### ENTRIES PROVIDED:

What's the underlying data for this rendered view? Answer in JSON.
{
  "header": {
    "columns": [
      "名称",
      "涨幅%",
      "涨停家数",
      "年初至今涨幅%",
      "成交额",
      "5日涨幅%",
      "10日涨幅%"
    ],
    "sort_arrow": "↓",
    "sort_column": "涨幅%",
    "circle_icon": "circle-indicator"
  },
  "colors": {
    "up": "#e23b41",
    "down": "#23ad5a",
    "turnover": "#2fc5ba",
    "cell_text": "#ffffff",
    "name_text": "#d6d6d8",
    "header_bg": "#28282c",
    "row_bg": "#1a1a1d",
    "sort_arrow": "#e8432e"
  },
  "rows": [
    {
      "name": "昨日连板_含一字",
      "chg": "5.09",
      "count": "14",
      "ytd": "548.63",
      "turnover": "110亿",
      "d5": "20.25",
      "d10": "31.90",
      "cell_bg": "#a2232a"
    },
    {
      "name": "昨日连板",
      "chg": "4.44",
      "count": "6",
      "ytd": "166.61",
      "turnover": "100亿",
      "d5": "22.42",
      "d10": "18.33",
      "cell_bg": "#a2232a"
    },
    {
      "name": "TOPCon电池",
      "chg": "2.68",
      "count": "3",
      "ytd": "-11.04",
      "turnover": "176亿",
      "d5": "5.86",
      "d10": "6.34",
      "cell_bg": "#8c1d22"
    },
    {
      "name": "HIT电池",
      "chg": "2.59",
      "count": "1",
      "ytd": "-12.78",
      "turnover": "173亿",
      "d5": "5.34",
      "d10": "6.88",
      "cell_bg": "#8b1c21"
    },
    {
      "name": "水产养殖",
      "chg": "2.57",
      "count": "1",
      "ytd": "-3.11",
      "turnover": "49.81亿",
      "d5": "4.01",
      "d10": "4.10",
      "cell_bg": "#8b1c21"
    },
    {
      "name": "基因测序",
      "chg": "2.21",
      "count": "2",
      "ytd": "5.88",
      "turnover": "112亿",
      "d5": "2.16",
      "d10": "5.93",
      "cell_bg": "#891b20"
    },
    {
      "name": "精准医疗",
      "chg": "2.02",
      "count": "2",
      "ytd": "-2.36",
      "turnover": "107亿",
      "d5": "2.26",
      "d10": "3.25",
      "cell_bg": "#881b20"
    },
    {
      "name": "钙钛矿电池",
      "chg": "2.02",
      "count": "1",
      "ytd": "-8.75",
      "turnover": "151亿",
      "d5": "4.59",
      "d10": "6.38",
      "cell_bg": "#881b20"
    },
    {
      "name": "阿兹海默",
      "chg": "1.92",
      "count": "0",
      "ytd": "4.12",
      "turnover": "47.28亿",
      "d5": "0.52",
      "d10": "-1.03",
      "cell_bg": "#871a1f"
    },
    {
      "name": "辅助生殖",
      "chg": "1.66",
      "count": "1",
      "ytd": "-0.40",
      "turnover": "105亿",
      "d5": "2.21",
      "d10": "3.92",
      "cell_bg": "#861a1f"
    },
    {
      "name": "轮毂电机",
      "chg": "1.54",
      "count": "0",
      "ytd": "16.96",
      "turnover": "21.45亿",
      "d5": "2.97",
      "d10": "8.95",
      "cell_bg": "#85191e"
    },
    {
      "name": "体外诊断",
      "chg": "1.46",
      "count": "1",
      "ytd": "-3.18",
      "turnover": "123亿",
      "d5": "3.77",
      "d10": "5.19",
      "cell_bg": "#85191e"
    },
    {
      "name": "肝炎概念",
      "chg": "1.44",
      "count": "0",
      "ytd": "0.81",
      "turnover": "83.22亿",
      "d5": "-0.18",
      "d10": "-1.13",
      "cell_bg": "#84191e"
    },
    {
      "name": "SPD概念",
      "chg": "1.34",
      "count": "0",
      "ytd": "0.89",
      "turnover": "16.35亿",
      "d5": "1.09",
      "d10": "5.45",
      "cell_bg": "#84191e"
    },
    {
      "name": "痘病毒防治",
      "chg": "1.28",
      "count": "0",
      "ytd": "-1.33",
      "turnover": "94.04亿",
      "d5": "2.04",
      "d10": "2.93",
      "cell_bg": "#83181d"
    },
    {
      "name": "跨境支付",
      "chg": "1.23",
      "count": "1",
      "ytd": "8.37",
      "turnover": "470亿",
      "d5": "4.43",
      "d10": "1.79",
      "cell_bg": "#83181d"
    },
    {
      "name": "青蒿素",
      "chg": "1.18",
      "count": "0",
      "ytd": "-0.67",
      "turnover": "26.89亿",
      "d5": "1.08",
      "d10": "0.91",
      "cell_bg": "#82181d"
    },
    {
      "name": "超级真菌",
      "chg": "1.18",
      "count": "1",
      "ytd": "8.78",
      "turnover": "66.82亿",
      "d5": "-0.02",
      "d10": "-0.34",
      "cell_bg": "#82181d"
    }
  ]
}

### EXERCISE:
Print every record above exactly as written.

### SOLUTION:
What's the underlying data for this rendered view? Answer in JSON.
{
  "header": {
    "columns": [
      "名称",
      "涨幅%",
      "涨停家数",
      "年初至今涨幅%",
      "成交额",
      "5日涨幅%",
      "10日涨幅%"
    ],
    "sort_arrow": "↓",
    "sort_column": "涨幅%",
    "circle_icon": "circle-indicator"
  },
  "colors": {
    "up": "#e23b41",
    "down": "#23ad5a",
    "turnover": "#2fc5ba",
    "cell_text": "#ffffff",
    "name_text": "#d6d6d8",
    "header_bg": "#28282c",
    "row_bg": "#1a1a1d",
    "sort_arrow": "#e8432e"
  },
  "rows": [
    {
      "name": "昨日连板_含一字",
      "chg": "5.09",
      "count": "14",
      "ytd": "548.63",
      "turnover": "110亿",
      "d5": "20.25",
      "d10": "31.90",
      "cell_bg": "#a2232a"
    },
    {
      "name": "昨日连板",
      "chg": "4.44",
      "count": "6",
      "ytd": "166.61",
      "turnover": "100亿",
      "d5": "22.42",
      "d10": "18.33",
      "cell_bg": "#a2232a"
    },
    {
      "name": "TOPCon电池",
      "chg": "2.68",
      "count": "3",
      "ytd": "-11.04",
      "turnover": "176亿",
      "d5": "5.86",
      "d10": "6.34",
      "cell_bg": "#8c1d22"
    },
    {
      "name": "HIT电池",
      "chg": "2.59",
      "count": "1",
      "ytd": "-12.78",
      "turnover": "173亿",
      "d5": "5.34",
      "d10": "6.88",
      "cell_bg": "#8b1c21"
    },
    {
      "name": "水产养殖",
      "chg": "2.57",
      "count": "1",
      "ytd": "-3.11",
      "turnover": "49.81亿",
      "d5": "4.01",
      "d10": "4.10",
      "cell_bg": "#8b1c21"
    },
    {
      "name": "基因测序",
      "chg": "2.21",
      "count": "2",
      "ytd": "5.88",
      "turnover": "112亿",
      "d5": "2.16",
      "d10": "5.93",
      "cell_bg": "#891b20"
    },
    {
      "name": "精准医疗",
      "chg": "2.02",
      "count": "2",
      "ytd": "-2.36",
      "turnover": "107亿",
      "d5": "2.26",
      "d10": "3.25",
      "cell_bg": "#881b20"
    },
    {
      "name": "钙钛矿电池",
      "chg": "2.02",
      "count": "1",
      "ytd": "-8.75",
      "turnover": "151亿",
      "d5": "4.59",
      "d10": "6.38",
      "cell_bg": "#881b20"
    },
    {
      "name": "阿兹海默",
      "chg": "1.92",
      "count": "0",
      "ytd": "4.12",
      "turnover": "47.28亿",
      "d5": "0.52",
      "d10": "-1.03",
      "cell_bg": "#871a1f"
    },
    {
      "name": "辅助生殖",
      "chg": "1.66",
      "count": "1",
      "ytd": "-0.40",
      "turnover": "105亿",
      "d5": "2.21",
      "d10": "3.92",
      "cell_bg": "#861a1f"
    },
    {
      "name": "轮毂电机",
      "chg": "1.54",
      "count": "0",
      "ytd": "16.96",
      "turnover": "21.45亿",
      "d5": "2.97",
      "d10": "8.95",
      "cell_bg": "#85191e"
    },
    {
      "name": "体外诊断",
      "chg": "1.46",
      "count": "1",
      "ytd": "-3.18",
      "turnover": "123亿",
      "d5": "3.77",
      "d10": "5.19",
      "cell_bg": "#85191e"
    },
    {
      "name": "肝炎概念",
      "chg": "1.44",
      "count": "0",
      "ytd": "0.81",
      "turnover": "83.22亿",
      "d5": "-0.18",
      "d10": "-1.13",
      "cell_bg": "#84191e"
    },
    {
      "name": "SPD概念",
      "chg": "1.34",
      "count": "0",
      "ytd": "0.89",
      "turnover": "16.35亿",
      "d5": "1.09",
      "d10": "5.45",
      "cell_bg": "#84191e"
    },
    {
      "name": "痘病毒防治",
      "chg": "1.28",
      "count": "0",
      "ytd": "-1.33",
      "turnover": "94.04亿",
      "d5": "2.04",
      "d10": "2.93",
      "cell_bg": "#83181d"
    },
    {
      "name": "跨境支付",
      "chg": "1.23",
      "count": "1",
      "ytd": "8.37",
      "turnover": "470亿",
      "d5": "4.43",
      "d10": "1.79",
      "cell_bg": "#83181d"
    },
    {
      "name": "青蒿素",
      "chg": "1.18",
      "count": "0",
      "ytd": "-0.67",
      "turnover": "26.89亿",
      "d5": "1.08",
      "d10": "0.91",
      "cell_bg": "#82181d"
    },
    {
      "name": "超级真菌",
      "chg": "1.18",
      "count": "1",
      "ytd": "8.78",
      "turnover": "66.82亿",
      "d5": "-0.02",
      "d10": "-0.34",
      "cell_bg": "#82181d"
    }
  ]
}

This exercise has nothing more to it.